──────── EXTRACTED ENTRIES

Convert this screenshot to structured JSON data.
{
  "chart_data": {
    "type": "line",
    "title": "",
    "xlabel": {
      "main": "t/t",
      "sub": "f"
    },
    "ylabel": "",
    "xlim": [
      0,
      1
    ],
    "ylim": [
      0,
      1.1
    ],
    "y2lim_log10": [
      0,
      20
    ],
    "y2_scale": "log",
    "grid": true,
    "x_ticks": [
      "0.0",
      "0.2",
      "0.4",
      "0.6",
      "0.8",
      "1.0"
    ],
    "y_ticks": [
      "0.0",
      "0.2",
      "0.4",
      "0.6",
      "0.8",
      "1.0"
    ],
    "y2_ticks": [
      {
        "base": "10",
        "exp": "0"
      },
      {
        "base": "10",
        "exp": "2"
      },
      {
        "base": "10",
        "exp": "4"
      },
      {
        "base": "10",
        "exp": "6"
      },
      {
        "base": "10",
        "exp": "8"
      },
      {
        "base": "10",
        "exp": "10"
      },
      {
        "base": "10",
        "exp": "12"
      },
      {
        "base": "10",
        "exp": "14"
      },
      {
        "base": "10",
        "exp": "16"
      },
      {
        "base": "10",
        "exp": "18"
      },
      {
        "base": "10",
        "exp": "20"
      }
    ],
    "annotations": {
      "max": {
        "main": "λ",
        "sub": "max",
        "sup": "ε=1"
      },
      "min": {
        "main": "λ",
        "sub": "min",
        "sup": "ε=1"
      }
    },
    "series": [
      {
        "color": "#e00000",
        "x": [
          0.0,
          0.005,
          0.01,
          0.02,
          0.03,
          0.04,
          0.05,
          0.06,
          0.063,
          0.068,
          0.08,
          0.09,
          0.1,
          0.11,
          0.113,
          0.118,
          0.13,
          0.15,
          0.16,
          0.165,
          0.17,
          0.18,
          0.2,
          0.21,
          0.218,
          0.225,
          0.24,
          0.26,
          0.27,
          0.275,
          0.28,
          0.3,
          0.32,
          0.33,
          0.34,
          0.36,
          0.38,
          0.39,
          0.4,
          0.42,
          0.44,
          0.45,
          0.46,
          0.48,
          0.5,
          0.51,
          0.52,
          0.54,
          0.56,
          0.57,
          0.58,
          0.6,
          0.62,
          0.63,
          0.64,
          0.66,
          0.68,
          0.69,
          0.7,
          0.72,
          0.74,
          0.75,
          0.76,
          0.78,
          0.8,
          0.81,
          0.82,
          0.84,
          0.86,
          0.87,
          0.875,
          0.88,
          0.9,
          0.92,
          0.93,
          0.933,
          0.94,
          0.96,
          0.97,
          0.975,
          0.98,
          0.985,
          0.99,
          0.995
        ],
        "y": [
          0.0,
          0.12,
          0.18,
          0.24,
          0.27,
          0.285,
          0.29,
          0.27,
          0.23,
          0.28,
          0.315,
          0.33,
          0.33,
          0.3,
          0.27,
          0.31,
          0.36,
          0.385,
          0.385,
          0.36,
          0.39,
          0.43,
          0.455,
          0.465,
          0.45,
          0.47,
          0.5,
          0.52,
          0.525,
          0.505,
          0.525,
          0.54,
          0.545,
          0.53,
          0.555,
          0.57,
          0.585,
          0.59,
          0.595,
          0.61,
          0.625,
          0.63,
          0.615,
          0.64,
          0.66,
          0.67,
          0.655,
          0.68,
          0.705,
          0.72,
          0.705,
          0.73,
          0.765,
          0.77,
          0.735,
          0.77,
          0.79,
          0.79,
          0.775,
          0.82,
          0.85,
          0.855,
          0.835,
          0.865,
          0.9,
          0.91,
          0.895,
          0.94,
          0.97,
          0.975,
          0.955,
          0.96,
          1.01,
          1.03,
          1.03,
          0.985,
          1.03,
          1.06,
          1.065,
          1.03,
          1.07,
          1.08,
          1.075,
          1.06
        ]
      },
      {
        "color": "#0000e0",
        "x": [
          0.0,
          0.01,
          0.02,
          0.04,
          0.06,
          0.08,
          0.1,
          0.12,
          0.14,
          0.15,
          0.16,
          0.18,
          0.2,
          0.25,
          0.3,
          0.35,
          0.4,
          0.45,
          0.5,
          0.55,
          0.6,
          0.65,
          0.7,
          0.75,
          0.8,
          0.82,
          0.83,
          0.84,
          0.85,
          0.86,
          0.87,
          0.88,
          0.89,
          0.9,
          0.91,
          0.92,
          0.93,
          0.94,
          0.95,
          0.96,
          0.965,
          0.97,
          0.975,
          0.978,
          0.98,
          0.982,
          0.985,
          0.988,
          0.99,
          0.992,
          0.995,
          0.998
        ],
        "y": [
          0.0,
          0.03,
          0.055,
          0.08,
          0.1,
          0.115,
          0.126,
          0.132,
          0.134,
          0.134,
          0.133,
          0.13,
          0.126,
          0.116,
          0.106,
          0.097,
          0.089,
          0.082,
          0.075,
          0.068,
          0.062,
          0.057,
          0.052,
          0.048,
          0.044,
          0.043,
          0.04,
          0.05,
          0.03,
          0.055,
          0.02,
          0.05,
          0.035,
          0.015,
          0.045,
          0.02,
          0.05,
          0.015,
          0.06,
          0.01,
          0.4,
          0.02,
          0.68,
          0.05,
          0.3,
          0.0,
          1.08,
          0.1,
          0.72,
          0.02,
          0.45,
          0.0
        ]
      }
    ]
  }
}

────────────────

_WORK INSTRUCTIONS_:
Copy all data exactly, start to finish.

_THE OUTPUT_:
Convert this screenshot to structured JSON data.
{
  "chart_data": {
    "type": "line",
    "title": "",
    "xlabel": {
      "main": "t/t",
      "sub": "f"
    },
    "ylabel": "",
    "xlim": [
      0,
      1
    ],
    "ylim": [
      0,
      1.1
    ],
    "y2lim_log10": [
      0,
      20
    ],
    "y2_scale": "log",
    "grid": true,
    "x_ticks": [
      "0.0",
      "0.2",
      "0.4",
      "0.6",
      "0.8",
      "1.0"
    ],
    "y_ticks": [
      "0.0",
      "0.2",
      "0.4",
      "0.6",
      "0.8",
      "1.0"
    ],
    "y2_ticks": [
      {
        "base": "10",
        "exp": "0"
      },
      {
        "base": "10",
        "exp": "2"
      },
      {
        "base": "10",
        "exp": "4"
      },
      {
        "base": "10",
        "exp": "6"
      },
      {
        "base": "10",
        "exp": "8"
      },
      {
        "base": "10",
        "exp": "10"
      },
      {
        "base": "10",
        "exp": "12"
      },
      {
        "base": "10",
        "exp": "14"
      },
      {
        "base": "10",
        "exp": "16"
      },
      {
        "base": "10",
        "exp": "18"
      },
      {
        "base": "10",
        "exp": "20"
      }
    ],
    "annotations": {
      "max": {
        "main": "λ",
        "sub": "max",
        "sup": "ε=1"
      },
      "min": {
        "main": "λ",
        "sub": "min",
        "sup": "ε=1"
      }
    },
    "series": [
      {
        "color": "#e00000",
        "x": [
          0.0,
          0.005,
          0.01,
          0.02,
          0.03,
          0.04,
          0.05,
          0.06,
          0.063,
          0.068,
          0.08,
          0.09,
          0.1,
          0.11,
          0.113,
          0.118,
          0.13,
          0.15,
          0.16,
          0.165,
          0.17,
          0.18,
          0.2,
          0.21,
          0.218,
          0.225,
          0.24,
          0.26,
          0.27,
          0.275,
          0.28,
          0.3,
          0.32,
          0.33,
          0.34,
          0.36,
          0.38,
          0.39,
          0.4,
          0.42,
          0.44,
          0.45,
          0.46,
          0.48,
          0.5,
          0.51,
          0.52,
          0.54,
          0.56,
          0.57,
          0.58,
          0.6,
          0.62,
          0.63,
          0.64,
          0.66,
          0.68,
          0.69,
          0.7,
          0.72,
          0.74,
          0.75,
          0.76,
          0.78,
          0.8,
          0.81,
          0.82,
          0.84,
          0.86,
          0.87,
          0.875,
          0.88,
          0.9,
          0.92,
          0.93,
          0.933,
          0.94,
          0.96,
          0.97,
          0.975,
          0.98,
          0.985,
          0.99,
          0.995
        ],
        "y": [
          0.0,
          0.12,
          0.18,
          0.24,
          0.27,
          0.285,
          0.29,
          0.27,
          0.23,
          0.28,
          0.315,
          0.33,
          0.33,
          0.3,
          0.27,
          0.31,
          0.36,
          0.385,
          0.385,
          0.36,
          0.39,
          0.43,
          0.455,
          0.465,
          0.45,
          0.47,
          0.5,
          0.52,
          0.525,
          0.505,
          0.525,
          0.54,
          0.545,
          0.53,
          0.555,
          0.57,
          0.585,
          0.59,
          0.595,
          0.61,
          0.625,
          0.63,
          0.615,
          0.64,
          0.66,
          0.67,
          0.655,
          0.68,
          0.705,
          0.72,
          0.705,
          0.73,
          0.765,
          0.77,
          0.735,
          0.77,
          0.79,
          0.79,
          0.775,
          0.82,
          0.85,
          0.855,
          0.835,
          0.865,
          0.9,
          0.91,
          0.895,
          0.94,
          0.97,
          0.975,
          0.955,
          0.96,
          1.01,
          1.03,
          1.03,
          0.985,
          1.03,
          1.06,
          1.065,
          1.03,
          1.07,
          1.08,
          1.075,
          1.06
        ]
      },
      {
        "color": "#0000e0",
        "x": [
          0.0,
          0.01,
          0.02,
          0.04,
          0.06,
          0.08,
          0.1,
          0.12,
          0.14,
          0.15,
          0.16,
          0.18,
          0.2,
          0.25,
          0.3,
          0.35,
          0.4,
          0.45,
          0.5,
          0.55,
          0.6,
          0.65,
          0.7,
          0.75,
          0.8,
          0.82,
          0.83,
          0.84,
          0.85,
          0.86,
          0.87,
          0.88,
          0.89,
          0.9,
          0.91,
          0.92,
          0.93,
          0.94,
          0.95,
          0.96,
          0.965,
          0.97,
          0.975,
          0.978,
          0.98,
          0.982,
          0.985,
          0.988,
          0.99,
          0.992,
          0.995,
          0.998
        ],
        "y": [
          0.0,
          0.03,
          0.055,
          0.08,
          0.1,
          0.115,
          0.126,
          0.132,
          0.134,
          0.134,
          0.133,
          0.13,
          0.126,
          0.116,
          0.106,
          0.097,
          0.089,
          0.082,
          0.075,
          0.068,
          0.062,
          0.057,
          0.052,
          0.048,
          0.044,
          0.043,
          0.04,
          0.05,
          0.03,
          0.055,
          0.02,
          0.05,
          0.035,
          0.015,
          0.045,
          0.02,
          0.05,
          0.015,
          0.06,
          0.01,
          0.4,
          0.02,
          0.68,
          0.05,
          0.3,
          0.0,
          1.08,
          0.1,
          0.72,
          0.02,
          0.45,
          0.0
        ]
      }
    ]
  }
}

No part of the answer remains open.